■ Set exercise
The entries below should be quoted exactly, with no pictures carried over.
§
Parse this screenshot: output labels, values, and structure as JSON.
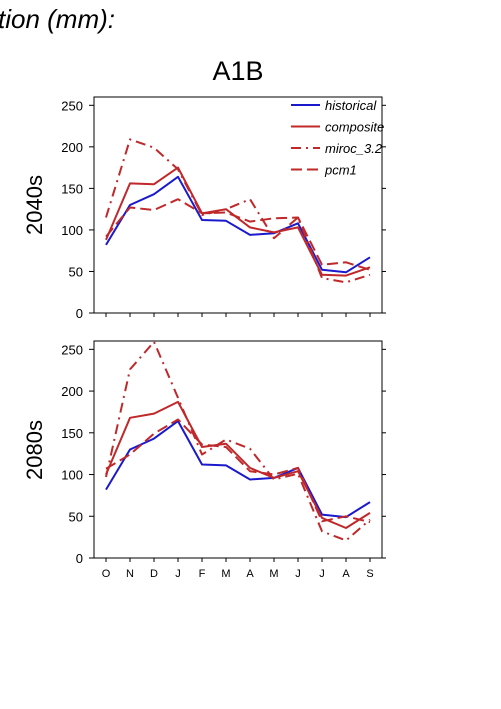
{
  "header": {
    "top_title": "tion (mm):",
    "scenario": "A1B"
  },
  "colors": {
    "historical": "#1a1acc",
    "model": "#c0282a",
    "axis": "#000000"
  },
  "chart_data": [
    {
      "type": "line",
      "panel_label": "2040s",
      "categories": [
        "O",
        "N",
        "D",
        "J",
        "F",
        "M",
        "A",
        "M",
        "J",
        "J",
        "A",
        "S"
      ],
      "ylim": [
        0,
        260
      ],
      "yticks": [
        0,
        50,
        100,
        150,
        200,
        250
      ],
      "legend": {
        "placement": "top-right"
      },
      "series": [
        {
          "name": "historical",
          "style": "solid",
          "color": "#1a1acc",
          "values": [
            82,
            130,
            143,
            164,
            112,
            111,
            94,
            96,
            108,
            52,
            49,
            67
          ]
        },
        {
          "name": "composite",
          "style": "solid",
          "color": "#c0282a",
          "values": [
            88,
            156,
            155,
            175,
            120,
            125,
            103,
            97,
            103,
            46,
            45,
            55
          ]
        },
        {
          "name": "miroc_3.2",
          "style": "dashdot",
          "color": "#c0282a",
          "values": [
            115,
            209,
            199,
            173,
            118,
            125,
            137,
            90,
            115,
            42,
            37,
            46
          ]
        },
        {
          "name": "pcm1",
          "style": "dash",
          "color": "#c0282a",
          "values": [
            92,
            127,
            124,
            137,
            120,
            121,
            110,
            114,
            115,
            58,
            61,
            52
          ]
        }
      ]
    },
    {
      "type": "line",
      "panel_label": "2080s",
      "categories": [
        "O",
        "N",
        "D",
        "J",
        "F",
        "M",
        "A",
        "M",
        "J",
        "J",
        "A",
        "S"
      ],
      "ylim": [
        0,
        260
      ],
      "yticks": [
        0,
        50,
        100,
        150,
        200,
        250
      ],
      "series": [
        {
          "name": "historical",
          "style": "solid",
          "color": "#1a1acc",
          "values": [
            82,
            130,
            143,
            164,
            112,
            111,
            94,
            96,
            108,
            52,
            49,
            67
          ]
        },
        {
          "name": "composite",
          "style": "solid",
          "color": "#c0282a",
          "values": [
            100,
            168,
            173,
            187,
            133,
            137,
            108,
            96,
            104,
            48,
            36,
            54
          ]
        },
        {
          "name": "miroc_3.2",
          "style": "dashdot",
          "color": "#c0282a",
          "values": [
            97,
            226,
            259,
            192,
            124,
            142,
            131,
            94,
            101,
            32,
            21,
            46
          ]
        },
        {
          "name": "pcm1",
          "style": "dash",
          "color": "#c0282a",
          "values": [
            107,
            124,
            149,
            166,
            136,
            133,
            104,
            100,
            108,
            44,
            50,
            43
          ]
        }
      ]
    }
  ]
}
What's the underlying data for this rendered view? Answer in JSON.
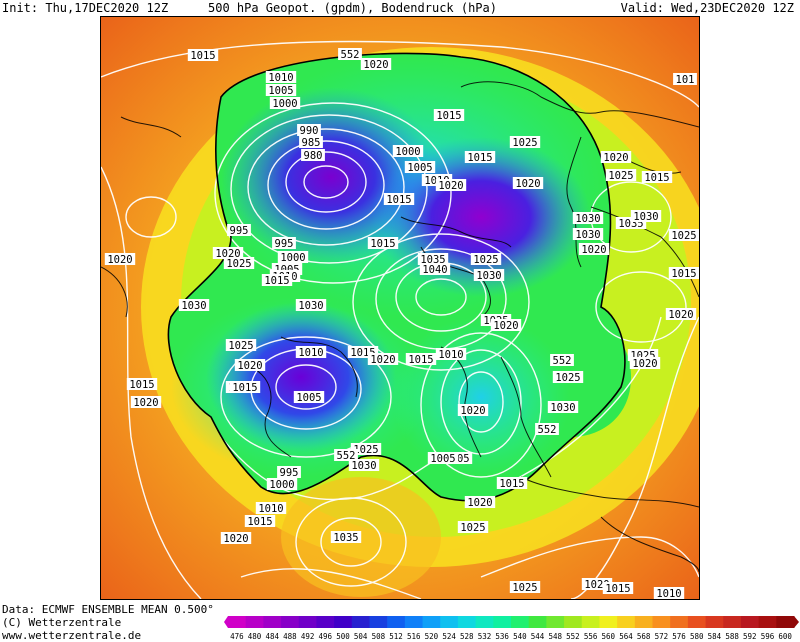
{
  "header": {
    "init": "Init: Thu,17DEC2020 12Z",
    "title": "500 hPa Geopot. (gpdm), Bodendruck (hPa)",
    "valid": "Valid: Wed,23DEC2020 12Z"
  },
  "footer": {
    "data_line": "Data: ECMWF ENSEMBLE MEAN 0.500°",
    "copyright": "(C) Wetterzentrale",
    "url": "www.wetterzentrale.de"
  },
  "colors": {
    "background": "#ffffff",
    "isobar": "#ffffff",
    "coast": "#000000",
    "low_center": "#6a00d8",
    "high_fringe": "#f05a10"
  },
  "color_scale": {
    "values": [
      "476",
      "480",
      "484",
      "488",
      "492",
      "496",
      "500",
      "504",
      "508",
      "512",
      "516",
      "520",
      "524",
      "528",
      "532",
      "536",
      "540",
      "544",
      "548",
      "552",
      "556",
      "560",
      "564",
      "568",
      "572",
      "576",
      "580",
      "584",
      "588",
      "592",
      "596",
      "600"
    ],
    "colors": [
      "#d000c8",
      "#b800c8",
      "#a000c8",
      "#8800c8",
      "#7000c8",
      "#5800c8",
      "#4000c8",
      "#2820d0",
      "#1840e0",
      "#1060f0",
      "#1080f8",
      "#10a0f8",
      "#10c0f0",
      "#10d8e0",
      "#10e8c0",
      "#10f0a0",
      "#20f070",
      "#40e840",
      "#70e830",
      "#a0e820",
      "#c8f020",
      "#f0f020",
      "#f8d020",
      "#f8b020",
      "#f89020",
      "#f07020",
      "#e85020",
      "#d83820",
      "#c82820",
      "#b81820",
      "#a81010",
      "#900808"
    ]
  },
  "map": {
    "pressure_labels": [
      {
        "text": "1015"
      },
      {
        "text": "552"
      },
      {
        "text": "1020"
      },
      {
        "text": "1010"
      },
      {
        "text": "1005"
      },
      {
        "text": "1000"
      },
      {
        "text": "990"
      },
      {
        "text": "985"
      },
      {
        "text": "980"
      },
      {
        "text": "1015"
      },
      {
        "text": "1000"
      },
      {
        "text": "1005"
      },
      {
        "text": "1010"
      },
      {
        "text": "1020"
      },
      {
        "text": "1015"
      },
      {
        "text": "1025"
      },
      {
        "text": "1020"
      },
      {
        "text": "1015"
      },
      {
        "text": "1020"
      },
      {
        "text": "1025"
      },
      {
        "text": "1015"
      },
      {
        "text": "1030"
      },
      {
        "text": "1035"
      },
      {
        "text": "1030"
      },
      {
        "text": "1030"
      },
      {
        "text": "1020"
      },
      {
        "text": "995"
      },
      {
        "text": "1015"
      },
      {
        "text": "995"
      },
      {
        "text": "1000"
      },
      {
        "text": "1005"
      },
      {
        "text": "1020"
      },
      {
        "text": "1025"
      },
      {
        "text": "1010"
      },
      {
        "text": "1015"
      },
      {
        "text": "1035"
      },
      {
        "text": "1040"
      },
      {
        "text": "1025"
      },
      {
        "text": "1030"
      },
      {
        "text": "1020"
      },
      {
        "text": "1030"
      },
      {
        "text": "1025"
      },
      {
        "text": "1020"
      },
      {
        "text": "1020"
      },
      {
        "text": "1030"
      },
      {
        "text": "1025"
      },
      {
        "text": "1020"
      },
      {
        "text": "1010"
      },
      {
        "text": "1015"
      },
      {
        "text": "1020"
      },
      {
        "text": "1015"
      },
      {
        "text": "1010"
      },
      {
        "text": "1025"
      },
      {
        "text": "1020"
      },
      {
        "text": "1015"
      },
      {
        "text": "1005"
      },
      {
        "text": "1005"
      },
      {
        "text": "1025"
      },
      {
        "text": "1030"
      },
      {
        "text": "1030"
      },
      {
        "text": "1025"
      },
      {
        "text": "1020"
      },
      {
        "text": "1015"
      },
      {
        "text": "1020"
      },
      {
        "text": "995"
      },
      {
        "text": "1000"
      },
      {
        "text": "1010"
      },
      {
        "text": "1015"
      },
      {
        "text": "1020"
      },
      {
        "text": "1035"
      },
      {
        "text": "1025"
      },
      {
        "text": "1025"
      },
      {
        "text": "1020"
      },
      {
        "text": "1015"
      },
      {
        "text": "1010"
      },
      {
        "text": "1025"
      },
      {
        "text": "1015"
      },
      {
        "text": "1020"
      },
      {
        "text": "552"
      },
      {
        "text": "552"
      },
      {
        "text": "552"
      },
      {
        "text": "1005"
      },
      {
        "text": "1015"
      },
      {
        "text": "1020"
      },
      {
        "text": "101"
      }
    ]
  }
}
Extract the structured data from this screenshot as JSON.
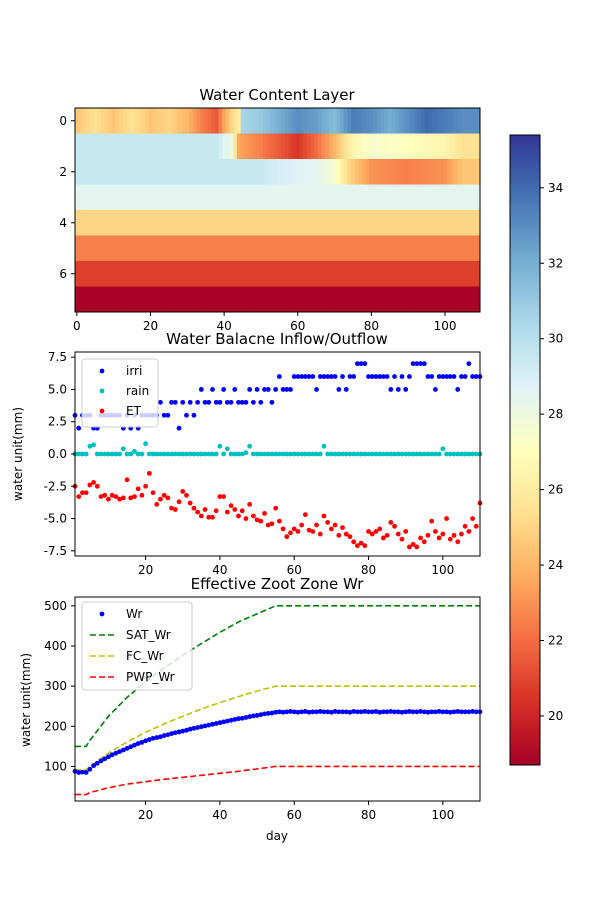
§
■ Solution to this task
Parse this screenshot: output labels, values, and structure as JSON.
{
  "header": {
    "top_title": "tion (mm):",
    "scenario": "A1B"
  },
  "colors": {
    "historical": "#1a1acc",
    "model": "#c0282a",
    "axis": "#000000"
  },
  "chart_data": [
    {
      "type": "line",
      "panel_label": "2040s",
      "categories": [
        "O",
        "N",
        "D",
        "J",
        "F",
        "M",
        "A",
        "M",
        "J",
        "J",
        "A",
        "S"
      ],
      "ylim": [
        0,
        260
      ],
      "yticks": [
        0,
        50,
        100,
        150,
        200,
        250
      ],
      "legend": {
        "placement": "top-right"
      },
      "series": [
        {
          "name": "historical",
          "style": "solid",
          "color": "#1a1acc",
          "values": [
            82,
            130,
            143,
            164,
            112,
            111,
            94,
            96,
            108,
            52,
            49,
            67
          ]
        },
        {
          "name": "composite",
          "style": "solid",
          "color": "#c0282a",
          "values": [
            88,
            156,
            155,
            175,
            120,
            125,
            103,
            97,
            103,
            46,
            45,
            55
          ]
        },
        {
          "name": "miroc_3.2",
          "style": "dashdot",
          "color": "#c0282a",
          "values": [
            115,
            209,
            199,
            173,
            118,
            125,
            137,
            90,
            115,
            42,
            37,
            46
          ]
        },
        {
          "name": "pcm1",
          "style": "dash",
          "color": "#c0282a",
          "values": [
            92,
            127,
            124,
            137,
            120,
            121,
            110,
            114,
            115,
            58,
            61,
            52
          ]
        }
      ]
    },
    {
      "type": "line",
      "panel_label": "2080s",
      "categories": [
        "O",
        "N",
        "D",
        "J",
        "F",
        "M",
        "A",
        "M",
        "J",
        "J",
        "A",
        "S"
      ],
      "ylim": [
        0,
        260
      ],
      "yticks": [
        0,
        50,
        100,
        150,
        200,
        250
      ],
      "series": [
        {
          "name": "historical",
          "style": "solid",
          "color": "#1a1acc",
          "values": [
            82,
            130,
            143,
            164,
            112,
            111,
            94,
            96,
            108,
            52,
            49,
            67
          ]
        },
        {
          "name": "composite",
          "style": "solid",
          "color": "#c0282a",
          "values": [
            100,
            168,
            173,
            187,
            133,
            137,
            108,
            96,
            104,
            48,
            36,
            54
          ]
        },
        {
          "name": "miroc_3.2",
          "style": "dashdot",
          "color": "#c0282a",
          "values": [
            97,
            226,
            259,
            192,
            124,
            142,
            131,
            94,
            101,
            32,
            21,
            46
          ]
        },
        {
          "name": "pcm1",
          "style": "dash",
          "color": "#c0282a",
          "values": [
            107,
            124,
            149,
            166,
            136,
            133,
            104,
            100,
            108,
            44,
            50,
            43
          ]
        }
      ]
    }
  ]
}
What's the underlying data for this rendered view? Answer in JSON.
{
  "header": {
    "init": "Init: Thu,17DEC2020 12Z",
    "title": "500 hPa Geopot. (gpdm), Bodendruck (hPa)",
    "valid": "Valid: Wed,23DEC2020 12Z"
  },
  "footer": {
    "data_line": "Data: ECMWF ENSEMBLE MEAN 0.500°",
    "copyright": "(C) Wetterzentrale",
    "url": "www.wetterzentrale.de"
  },
  "colors": {
    "background": "#ffffff",
    "isobar": "#ffffff",
    "coast": "#000000",
    "low_center": "#6a00d8",
    "high_fringe": "#f05a10"
  },
  "color_scale": {
    "values": [
      "476",
      "480",
      "484",
      "488",
      "492",
      "496",
      "500",
      "504",
      "508",
      "512",
      "516",
      "520",
      "524",
      "528",
      "532",
      "536",
      "540",
      "544",
      "548",
      "552",
      "556",
      "560",
      "564",
      "568",
      "572",
      "576",
      "580",
      "584",
      "588",
      "592",
      "596",
      "600"
    ],
    "colors": [
      "#d000c8",
      "#b800c8",
      "#a000c8",
      "#8800c8",
      "#7000c8",
      "#5800c8",
      "#4000c8",
      "#2820d0",
      "#1840e0",
      "#1060f0",
      "#1080f8",
      "#10a0f8",
      "#10c0f0",
      "#10d8e0",
      "#10e8c0",
      "#10f0a0",
      "#20f070",
      "#40e840",
      "#70e830",
      "#a0e820",
      "#c8f020",
      "#f0f020",
      "#f8d020",
      "#f8b020",
      "#f89020",
      "#f07020",
      "#e85020",
      "#d83820",
      "#c82820",
      "#b81820",
      "#a81010",
      "#900808"
    ]
  },
  "map": {
    "pressure_labels": [
      {
        "text": "1015"
      },
      {
        "text": "552"
      },
      {
        "text": "1020"
      },
      {
        "text": "1010"
      },
      {
        "text": "1005"
      },
      {
        "text": "1000"
      },
      {
        "text": "990"
      },
      {
        "text": "985"
      },
      {
        "text": "980"
      },
      {
        "text": "1015"
      },
      {
        "text": "1000"
      },
      {
        "text": "1005"
      },
      {
        "text": "1010"
      },
      {
        "text": "1020"
      },
      {
        "text": "1015"
      },
      {
        "text": "1025"
      },
      {
        "text": "1020"
      },
      {
        "text": "1015"
      },
      {
        "text": "1020"
      },
      {
        "text": "1025"
      },
      {
        "text": "1015"
      },
      {
        "text": "1030"
      },
      {
        "text": "1035"
      },
      {
        "text": "1030"
      },
      {
        "text": "1030"
      },
      {
        "text": "1020"
      },
      {
        "text": "995"
      },
      {
        "text": "1015"
      },
      {
        "text": "995"
      },
      {
        "text": "1000"
      },
      {
        "text": "1005"
      },
      {
        "text": "1020"
      },
      {
        "text": "1025"
      },
      {
        "text": "1010"
      },
      {
        "text": "1015"
      },
      {
        "text": "1035"
      },
      {
        "text": "1040"
      },
      {
        "text": "1025"
      },
      {
        "text": "1030"
      },
      {
        "text": "1020"
      },
      {
        "text": "1030"
      },
      {
        "text": "1025"
      },
      {
        "text": "1020"
      },
      {
        "text": "1020"
      },
      {
        "text": "1030"
      },
      {
        "text": "1025"
      },
      {
        "text": "1020"
      },
      {
        "text": "1010"
      },
      {
        "text": "1015"
      },
      {
        "text": "1020"
      },
      {
        "text": "1015"
      },
      {
        "text": "1010"
      },
      {
        "text": "1025"
      },
      {
        "text": "1020"
      },
      {
        "text": "1015"
      },
      {
        "text": "1005"
      },
      {
        "text": "1005"
      },
      {
        "text": "1025"
      },
      {
        "text": "1030"
      },
      {
        "text": "1030"
      },
      {
        "text": "1025"
      },
      {
        "text": "1020"
      },
      {
        "text": "1015"
      },
      {
        "text": "1020"
      },
      {
        "text": "995"
      },
      {
        "text": "1000"
      },
      {
        "text": "1010"
      },
      {
        "text": "1015"
      },
      {
        "text": "1020"
      },
      {
        "text": "1035"
      },
      {
        "text": "1025"
      },
      {
        "text": "1025"
      },
      {
        "text": "1020"
      },
      {
        "text": "1015"
      },
      {
        "text": "1010"
      },
      {
        "text": "1025"
      },
      {
        "text": "1015"
      },
      {
        "text": "1020"
      },
      {
        "text": "552"
      },
      {
        "text": "552"
      },
      {
        "text": "552"
      },
      {
        "text": "1005"
      },
      {
        "text": "1015"
      },
      {
        "text": "1020"
      },
      {
        "text": "101"
      }
    ]
  }
}
Extract the structured data from this screenshot as JSON.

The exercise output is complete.